| SET EXERCISE |
Your task is to transcribe all of the data below exactly, omitting the images.
= = = =
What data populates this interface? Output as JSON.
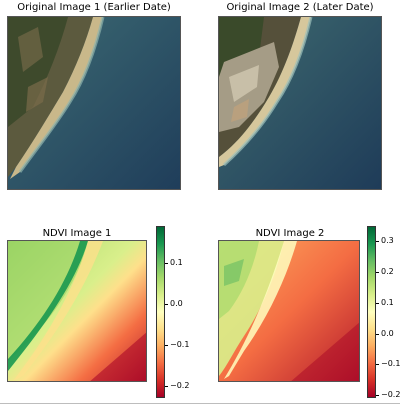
{
  "figure": {
    "titles": {
      "orig1": "Original Image 1 (Earlier Date)",
      "orig2": "Original Image 2 (Later Date)",
      "ndvi1": "NDVI Image 1",
      "ndvi2": "NDVI Image 2"
    }
  },
  "chart_data": [
    {
      "type": "heatmap",
      "title": "NDVI Image 1",
      "colormap": "RdYlGn",
      "vlim": [
        -0.23,
        0.19
      ],
      "colorbar_ticks": [
        0.1,
        0.0,
        -0.1,
        -0.2
      ],
      "colorbar_tick_labels": [
        "0.1",
        "0.0",
        "−0.1",
        "−0.2"
      ]
    },
    {
      "type": "heatmap",
      "title": "NDVI Image 2",
      "colormap": "RdYlGn",
      "vlim": [
        -0.21,
        0.35
      ],
      "colorbar_ticks": [
        0.3,
        0.2,
        0.1,
        0.0,
        -0.1,
        -0.2
      ],
      "colorbar_tick_labels": [
        "0.3",
        "0.2",
        "0.1",
        "0.0",
        "−0.1",
        "−0.2"
      ]
    }
  ]
}
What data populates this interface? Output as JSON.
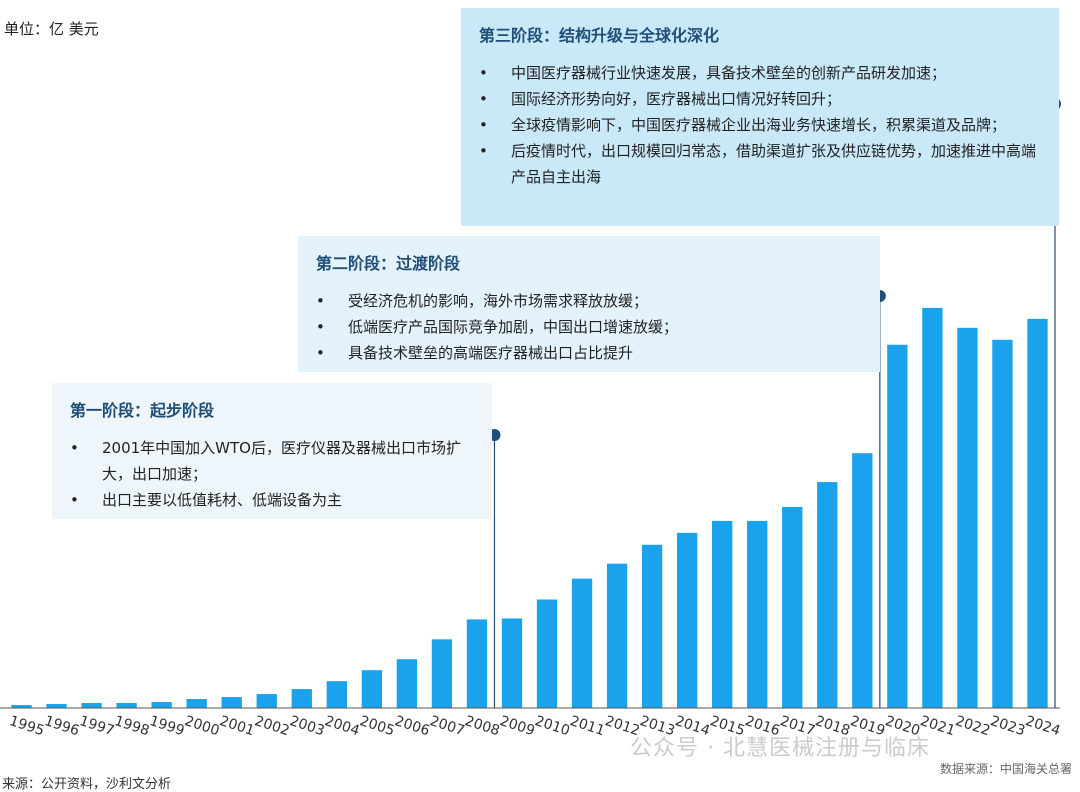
{
  "unit_label": "单位：亿 美元",
  "phases": [
    {
      "title": "第一阶段：起步阶段",
      "bullets": [
        "2001年中国加入WTO后，医疗仪器及器械出口市场扩大，出口加速；",
        "出口主要以低值耗材、低端设备为主"
      ]
    },
    {
      "title": "第二阶段：过渡阶段",
      "bullets": [
        "受经济危机的影响，海外市场需求释放放缓；",
        "低端医疗产品国际竞争加剧，中国出口增速放缓；",
        "具备技术壁垒的高端医疗器械出口占比提升"
      ]
    },
    {
      "title": "第三阶段：结构升级与全球化深化",
      "bullets": [
        "中国医疗器械行业快速发展，具备技术壁垒的创新产品研发加速；",
        "国际经济形势向好，医疗器械出口情况好转回升；",
        "全球疫情影响下，中国医疗器械企业出海业务快速增长，积累渠道及品牌；",
        "后疫情时代，出口规模回归常态，借助渠道扩张及供应链优势，加速推进中高端产品自主出海"
      ]
    }
  ],
  "source_left": "来源：公开资料，沙利文分析",
  "source_right": "数据来源：中国海关总署",
  "watermark": "公众号 · 北慧医械注册与临床",
  "colors": {
    "bar": "#1aa3ec",
    "marker": "#1f4e79",
    "axis": "#555555"
  },
  "chart_data": {
    "type": "bar",
    "categories": [
      "1995",
      "1996",
      "1997",
      "1998",
      "1999",
      "2000",
      "2001",
      "2002",
      "2003",
      "2004",
      "2005",
      "2006",
      "2007",
      "2008",
      "2009",
      "2010",
      "2011",
      "2012",
      "2013",
      "2014",
      "2015",
      "2016",
      "2017",
      "2018",
      "2019",
      "2020",
      "2021",
      "2022",
      "2023",
      "2024"
    ],
    "values": [
      3,
      4,
      5,
      5,
      6,
      9,
      11,
      14,
      19,
      27,
      38,
      49,
      69,
      89,
      90,
      109,
      130,
      145,
      164,
      176,
      188,
      188,
      202,
      227,
      256,
      365,
      402,
      382,
      370,
      391
    ],
    "ylabel": "单位：亿 美元",
    "ylim": [
      0,
      420
    ],
    "grid": false,
    "phase_markers": [
      {
        "phase": 1,
        "after_category": "2008"
      },
      {
        "phase": 2,
        "after_category": "2019"
      },
      {
        "phase": 3,
        "after_category": "2024"
      }
    ]
  }
}
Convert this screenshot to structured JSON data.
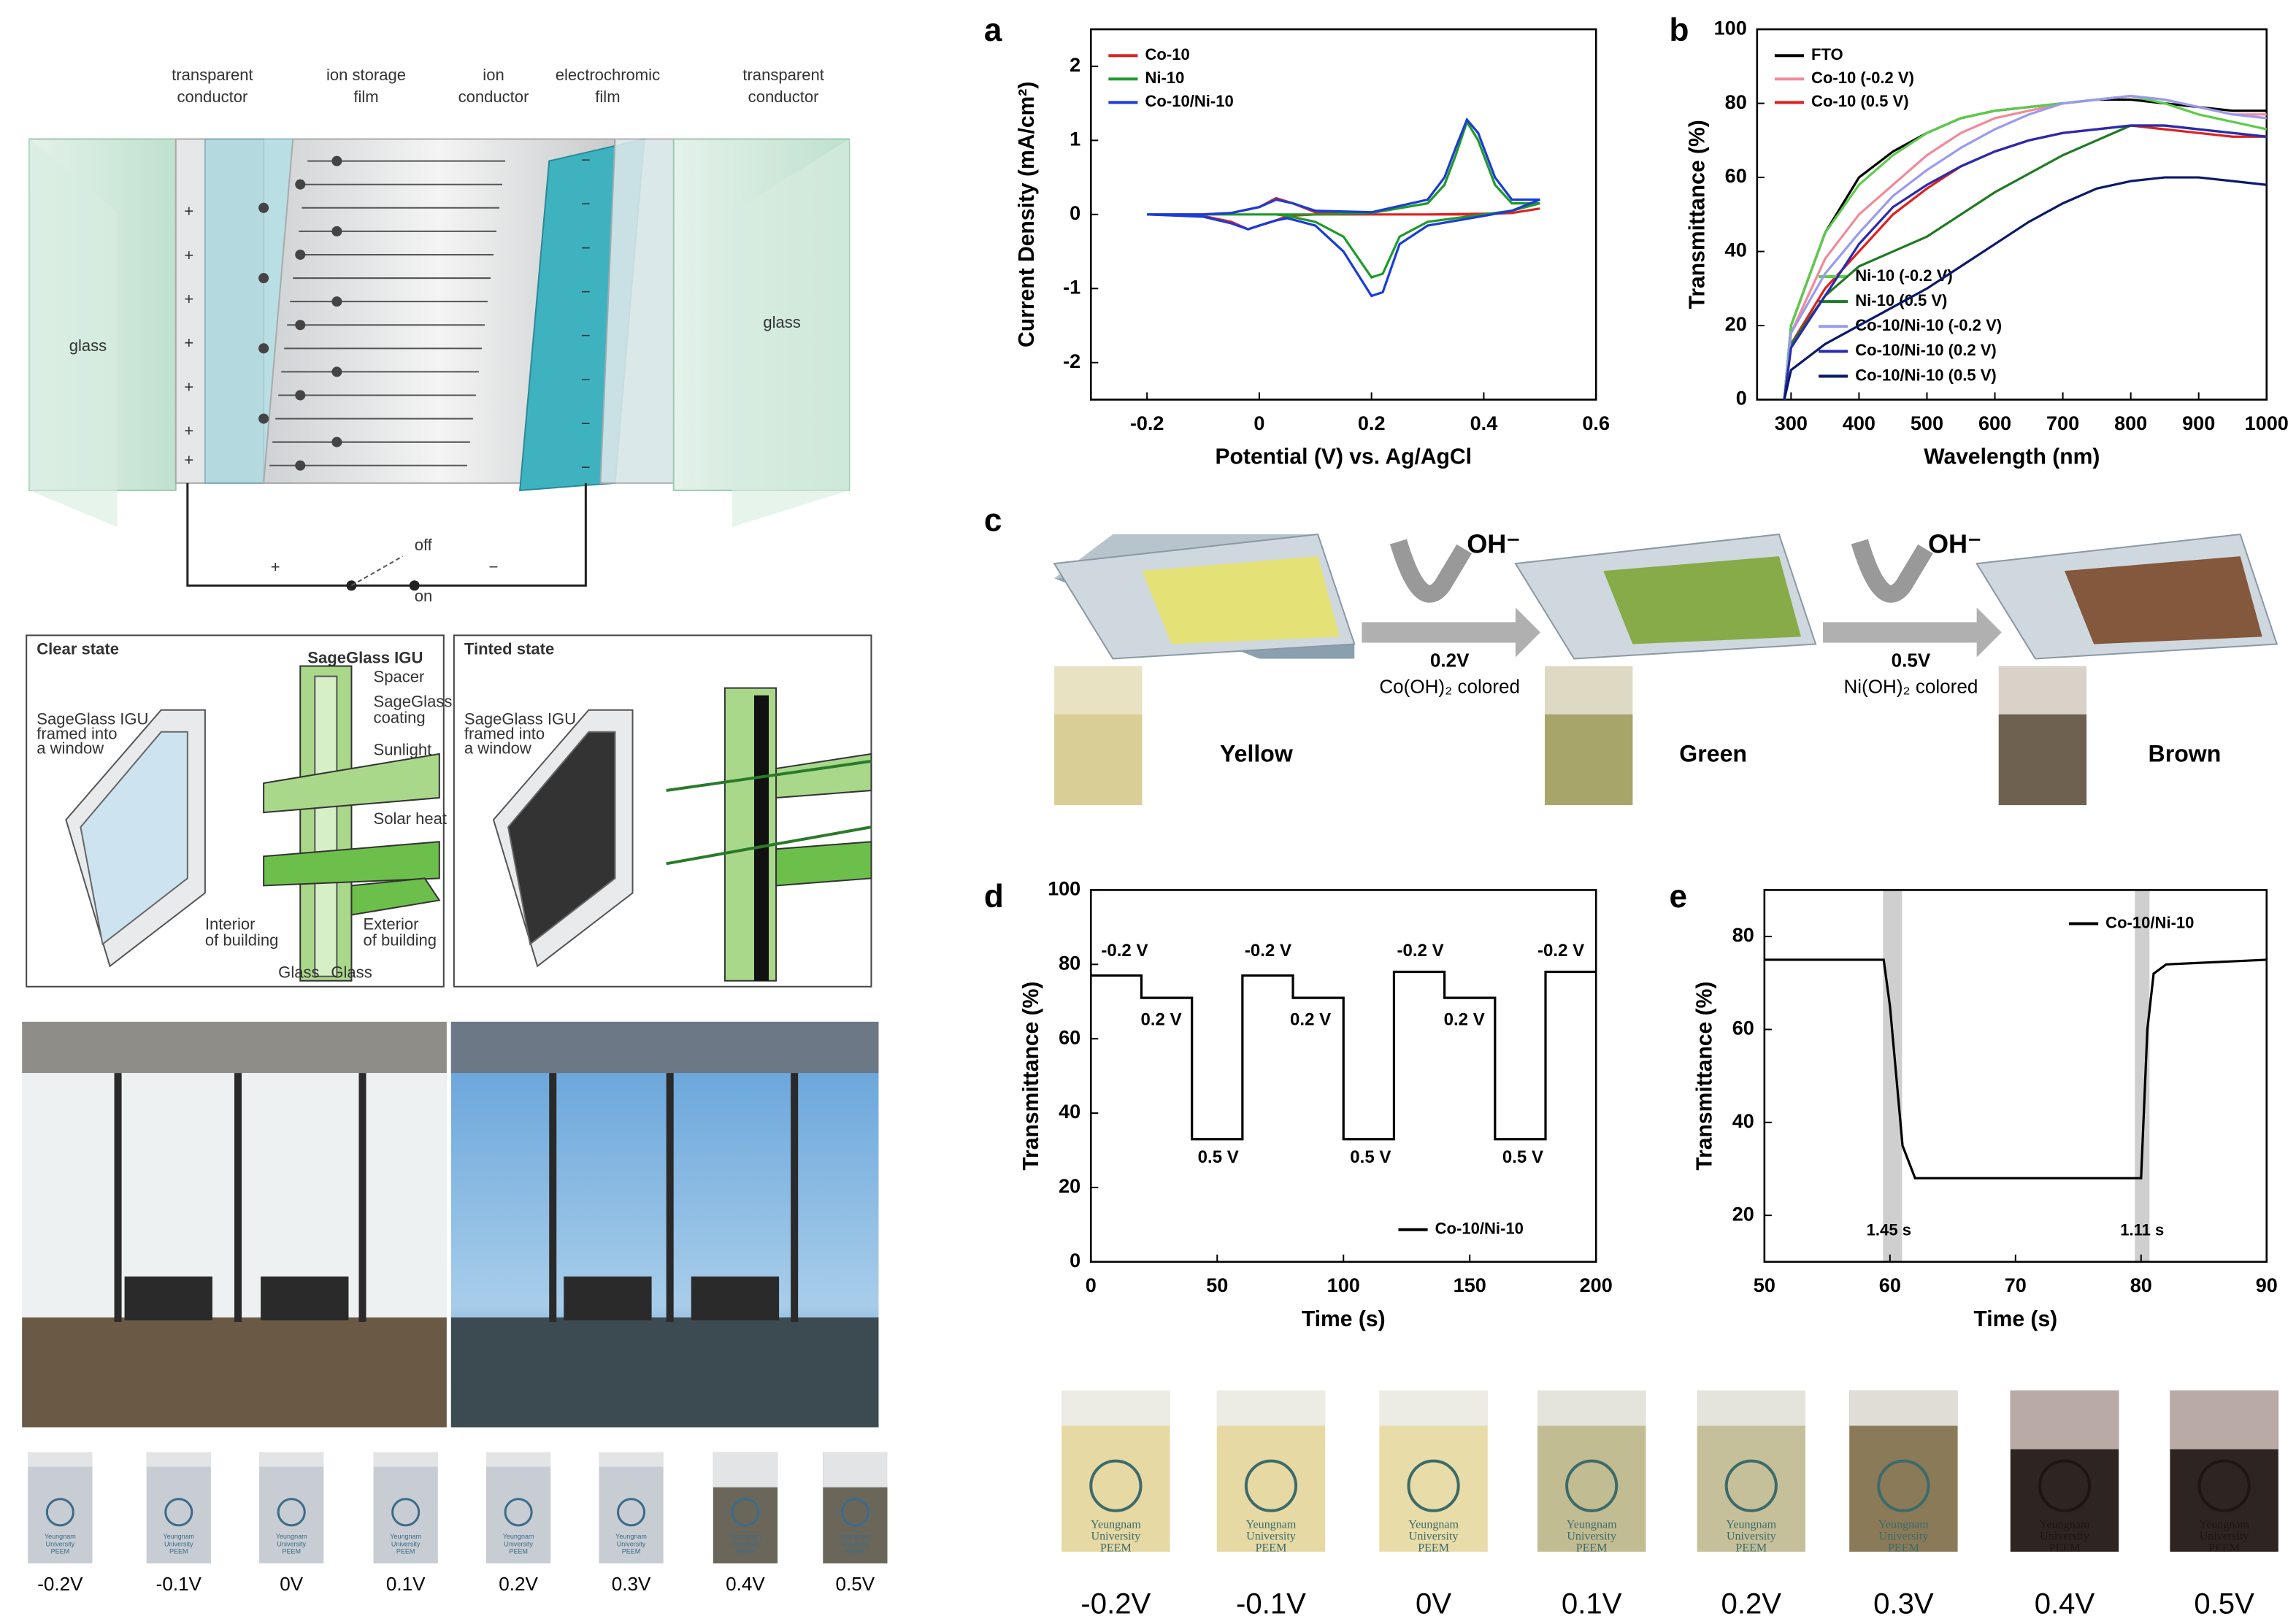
= = = =
| ANSWER TO THIS TASK |
What data populates this interface? Output as JSON.
{
  "figure": {
    "titles": {
      "orig1": "Original Image 1 (Earlier Date)",
      "orig2": "Original Image 2 (Later Date)",
      "ndvi1": "NDVI Image 1",
      "ndvi2": "NDVI Image 2"
    }
  },
  "chart_data": [
    {
      "type": "heatmap",
      "title": "NDVI Image 1",
      "colormap": "RdYlGn",
      "vlim": [
        -0.23,
        0.19
      ],
      "colorbar_ticks": [
        0.1,
        0.0,
        -0.1,
        -0.2
      ],
      "colorbar_tick_labels": [
        "0.1",
        "0.0",
        "−0.1",
        "−0.2"
      ]
    },
    {
      "type": "heatmap",
      "title": "NDVI Image 2",
      "colormap": "RdYlGn",
      "vlim": [
        -0.21,
        0.35
      ],
      "colorbar_ticks": [
        0.3,
        0.2,
        0.1,
        0.0,
        -0.1,
        -0.2
      ],
      "colorbar_tick_labels": [
        "0.3",
        "0.2",
        "0.1",
        "0.0",
        "−0.1",
        "−0.2"
      ]
    }
  ]
}
What data populates this interface? Output as JSON.
{
  "unit_label": "单位：亿 美元",
  "phases": [
    {
      "title": "第一阶段：起步阶段",
      "bullets": [
        "2001年中国加入WTO后，医疗仪器及器械出口市场扩大，出口加速；",
        "出口主要以低值耗材、低端设备为主"
      ]
    },
    {
      "title": "第二阶段：过渡阶段",
      "bullets": [
        "受经济危机的影响，海外市场需求释放放缓；",
        "低端医疗产品国际竞争加剧，中国出口增速放缓；",
        "具备技术壁垒的高端医疗器械出口占比提升"
      ]
    },
    {
      "title": "第三阶段：结构升级与全球化深化",
      "bullets": [
        "中国医疗器械行业快速发展，具备技术壁垒的创新产品研发加速；",
        "国际经济形势向好，医疗器械出口情况好转回升；",
        "全球疫情影响下，中国医疗器械企业出海业务快速增长，积累渠道及品牌；",
        "后疫情时代，出口规模回归常态，借助渠道扩张及供应链优势，加速推进中高端产品自主出海"
      ]
    }
  ],
  "source_left": "来源：公开资料，沙利文分析",
  "source_right": "数据来源：中国海关总署",
  "watermark": "公众号 · 北慧医械注册与临床",
  "colors": {
    "bar": "#1aa3ec",
    "marker": "#1f4e79",
    "axis": "#555555"
  },
  "chart_data": {
    "type": "bar",
    "categories": [
      "1995",
      "1996",
      "1997",
      "1998",
      "1999",
      "2000",
      "2001",
      "2002",
      "2003",
      "2004",
      "2005",
      "2006",
      "2007",
      "2008",
      "2009",
      "2010",
      "2011",
      "2012",
      "2013",
      "2014",
      "2015",
      "2016",
      "2017",
      "2018",
      "2019",
      "2020",
      "2021",
      "2022",
      "2023",
      "2024"
    ],
    "values": [
      3,
      4,
      5,
      5,
      6,
      9,
      11,
      14,
      19,
      27,
      38,
      49,
      69,
      89,
      90,
      109,
      130,
      145,
      164,
      176,
      188,
      188,
      202,
      227,
      256,
      365,
      402,
      382,
      370,
      391
    ],
    "ylabel": "单位：亿 美元",
    "ylim": [
      0,
      420
    ],
    "grid": false,
    "phase_markers": [
      {
        "phase": 1,
        "after_category": "2008"
      },
      {
        "phase": 2,
        "after_category": "2019"
      },
      {
        "phase": 3,
        "after_category": "2024"
      }
    ]
  }
}
Convert this screenshot to structured JSON data.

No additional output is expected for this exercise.